***** Data supplied *****

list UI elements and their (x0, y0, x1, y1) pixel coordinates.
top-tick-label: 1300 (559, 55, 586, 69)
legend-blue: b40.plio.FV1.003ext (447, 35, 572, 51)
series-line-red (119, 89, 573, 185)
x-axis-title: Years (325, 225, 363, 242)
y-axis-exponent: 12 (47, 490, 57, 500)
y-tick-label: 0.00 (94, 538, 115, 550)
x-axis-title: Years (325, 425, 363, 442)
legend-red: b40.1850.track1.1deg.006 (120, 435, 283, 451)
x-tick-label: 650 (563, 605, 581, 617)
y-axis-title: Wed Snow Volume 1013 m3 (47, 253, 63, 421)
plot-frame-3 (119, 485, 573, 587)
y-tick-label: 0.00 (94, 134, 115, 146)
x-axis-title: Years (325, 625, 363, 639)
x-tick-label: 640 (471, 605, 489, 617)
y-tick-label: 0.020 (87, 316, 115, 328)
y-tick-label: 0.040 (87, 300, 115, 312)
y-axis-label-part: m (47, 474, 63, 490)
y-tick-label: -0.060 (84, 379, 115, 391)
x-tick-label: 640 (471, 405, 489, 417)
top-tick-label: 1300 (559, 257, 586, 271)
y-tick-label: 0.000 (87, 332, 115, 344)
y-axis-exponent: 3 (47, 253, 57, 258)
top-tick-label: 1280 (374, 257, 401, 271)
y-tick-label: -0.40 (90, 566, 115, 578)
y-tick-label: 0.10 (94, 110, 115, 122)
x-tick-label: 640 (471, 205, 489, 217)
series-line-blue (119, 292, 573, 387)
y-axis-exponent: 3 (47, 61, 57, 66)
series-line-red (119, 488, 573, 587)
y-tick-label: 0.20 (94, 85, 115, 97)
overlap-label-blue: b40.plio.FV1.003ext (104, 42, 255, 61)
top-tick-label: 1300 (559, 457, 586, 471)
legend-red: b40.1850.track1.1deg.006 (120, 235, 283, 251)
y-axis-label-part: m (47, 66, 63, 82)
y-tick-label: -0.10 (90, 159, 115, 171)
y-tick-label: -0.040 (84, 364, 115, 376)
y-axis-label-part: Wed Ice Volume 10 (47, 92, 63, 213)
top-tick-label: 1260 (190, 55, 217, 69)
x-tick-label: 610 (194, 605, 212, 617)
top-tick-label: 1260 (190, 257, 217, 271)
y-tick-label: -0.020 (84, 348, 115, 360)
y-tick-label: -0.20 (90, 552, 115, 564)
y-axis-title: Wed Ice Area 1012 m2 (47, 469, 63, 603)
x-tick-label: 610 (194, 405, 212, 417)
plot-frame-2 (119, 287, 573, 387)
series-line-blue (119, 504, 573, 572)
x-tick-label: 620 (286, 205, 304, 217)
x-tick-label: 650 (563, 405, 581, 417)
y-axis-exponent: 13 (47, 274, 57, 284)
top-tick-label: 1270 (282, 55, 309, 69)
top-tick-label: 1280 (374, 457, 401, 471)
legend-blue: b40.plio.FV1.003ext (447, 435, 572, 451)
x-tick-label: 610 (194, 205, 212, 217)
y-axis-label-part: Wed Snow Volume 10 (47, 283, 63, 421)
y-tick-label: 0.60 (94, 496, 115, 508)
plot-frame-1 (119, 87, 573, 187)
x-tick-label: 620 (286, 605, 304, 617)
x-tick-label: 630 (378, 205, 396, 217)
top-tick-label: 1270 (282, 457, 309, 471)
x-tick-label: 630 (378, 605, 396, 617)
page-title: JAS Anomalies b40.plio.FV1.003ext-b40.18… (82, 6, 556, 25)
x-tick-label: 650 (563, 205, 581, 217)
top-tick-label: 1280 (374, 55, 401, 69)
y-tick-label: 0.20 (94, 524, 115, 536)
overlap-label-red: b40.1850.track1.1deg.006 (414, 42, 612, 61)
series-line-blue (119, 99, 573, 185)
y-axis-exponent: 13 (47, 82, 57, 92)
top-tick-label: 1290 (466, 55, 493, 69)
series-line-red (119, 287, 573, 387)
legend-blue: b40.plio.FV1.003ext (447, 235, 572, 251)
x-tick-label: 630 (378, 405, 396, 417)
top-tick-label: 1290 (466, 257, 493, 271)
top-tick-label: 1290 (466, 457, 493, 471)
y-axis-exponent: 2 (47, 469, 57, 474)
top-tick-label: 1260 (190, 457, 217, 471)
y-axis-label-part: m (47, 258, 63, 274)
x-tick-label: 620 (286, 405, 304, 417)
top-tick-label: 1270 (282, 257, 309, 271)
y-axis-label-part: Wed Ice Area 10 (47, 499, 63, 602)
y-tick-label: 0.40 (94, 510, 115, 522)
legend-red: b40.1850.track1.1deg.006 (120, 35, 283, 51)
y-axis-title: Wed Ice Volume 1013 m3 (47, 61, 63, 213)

*****

**Set exercise**
Rewrite the records above with every "Years" switched to "Model Years", leaving all other text unchanged.

**Result for this task**
list UI elements and their (x0, y0, x1, y1) pixel coordinates.
top-tick-label: 1300 (559, 55, 586, 69)
legend-blue: b40.plio.FV1.003ext (447, 35, 572, 51)
series-line-red (119, 89, 573, 185)
x-axis-title: Model Years (325, 225, 363, 242)
y-axis-exponent: 12 (47, 490, 57, 500)
y-tick-label: 0.00 (94, 538, 115, 550)
x-axis-title: Model Years (325, 425, 363, 442)
legend-red: b40.1850.track1.1deg.006 (120, 435, 283, 451)
x-tick-label: 650 (563, 605, 581, 617)
y-axis-title: Wed Snow Volume 1013 m3 (47, 253, 63, 421)
plot-frame-3 (119, 485, 573, 587)
y-tick-label: 0.00 (94, 134, 115, 146)
x-axis-title: Model Years (325, 625, 363, 639)
x-tick-label: 640 (471, 605, 489, 617)
y-tick-label: 0.020 (87, 316, 115, 328)
y-tick-label: 0.040 (87, 300, 115, 312)
y-axis-label-part: m (47, 474, 63, 490)
y-tick-label: -0.060 (84, 379, 115, 391)
x-tick-label: 640 (471, 405, 489, 417)
top-tick-label: 1300 (559, 257, 586, 271)
y-tick-label: 0.000 (87, 332, 115, 344)
y-axis-exponent: 3 (47, 253, 57, 258)
top-tick-label: 1280 (374, 257, 401, 271)
y-tick-label: -0.40 (90, 566, 115, 578)
y-tick-label: 0.10 (94, 110, 115, 122)
x-tick-label: 640 (471, 205, 489, 217)
series-line-blue (119, 292, 573, 387)
y-axis-exponent: 3 (47, 61, 57, 66)
series-line-red (119, 488, 573, 587)
y-tick-label: 0.20 (94, 85, 115, 97)
overlap-label-blue: b40.plio.FV1.003ext (104, 42, 255, 61)
top-tick-label: 1300 (559, 457, 586, 471)
legend-red: b40.1850.track1.1deg.006 (120, 235, 283, 251)
y-axis-label-part: m (47, 66, 63, 82)
y-tick-label: -0.10 (90, 159, 115, 171)
y-tick-label: -0.040 (84, 364, 115, 376)
y-axis-label-part: Wed Ice Volume 10 (47, 92, 63, 213)
top-tick-label: 1260 (190, 55, 217, 69)
x-tick-label: 610 (194, 605, 212, 617)
top-tick-label: 1260 (190, 257, 217, 271)
y-tick-label: -0.020 (84, 348, 115, 360)
y-tick-label: -0.20 (90, 552, 115, 564)
y-axis-title: Wed Ice Area 1012 m2 (47, 469, 63, 603)
x-tick-label: 610 (194, 405, 212, 417)
plot-frame-2 (119, 287, 573, 387)
series-line-blue (119, 504, 573, 572)
x-tick-label: 620 (286, 205, 304, 217)
x-tick-label: 650 (563, 405, 581, 417)
y-axis-exponent: 13 (47, 274, 57, 284)
top-tick-label: 1270 (282, 55, 309, 69)
top-tick-label: 1280 (374, 457, 401, 471)
legend-blue: b40.plio.FV1.003ext (447, 435, 572, 451)
x-tick-label: 610 (194, 205, 212, 217)
y-axis-label-part: Wed Snow Volume 10 (47, 283, 63, 421)
y-tick-label: 0.60 (94, 496, 115, 508)
plot-frame-1 (119, 87, 573, 187)
x-tick-label: 620 (286, 605, 304, 617)
x-tick-label: 630 (378, 205, 396, 217)
top-tick-label: 1270 (282, 457, 309, 471)
x-tick-label: 630 (378, 605, 396, 617)
page-title: JAS Anomalies b40.plio.FV1.003ext-b40.18… (82, 6, 556, 25)
x-tick-label: 650 (563, 205, 581, 217)
top-tick-label: 1280 (374, 55, 401, 69)
y-tick-label: 0.20 (94, 524, 115, 536)
overlap-label-red: b40.1850.track1.1deg.006 (414, 42, 612, 61)
series-line-blue (119, 99, 573, 185)
y-axis-exponent: 13 (47, 82, 57, 92)
top-tick-label: 1290 (466, 55, 493, 69)
series-line-red (119, 287, 573, 387)
legend-blue: b40.plio.FV1.003ext (447, 235, 572, 251)
x-tick-label: 630 (378, 405, 396, 417)
top-tick-label: 1290 (466, 257, 493, 271)
top-tick-label: 1290 (466, 457, 493, 471)
y-axis-exponent: 2 (47, 469, 57, 474)
top-tick-label: 1260 (190, 457, 217, 471)
y-axis-label-part: m (47, 258, 63, 274)
x-tick-label: 620 (286, 405, 304, 417)
top-tick-label: 1270 (282, 257, 309, 271)
y-axis-label-part: Wed Ice Area 10 (47, 499, 63, 602)
y-tick-label: 0.40 (94, 510, 115, 522)
legend-red: b40.1850.track1.1deg.006 (120, 35, 283, 51)
y-axis-title: Wed Ice Volume 1013 m3 (47, 61, 63, 213)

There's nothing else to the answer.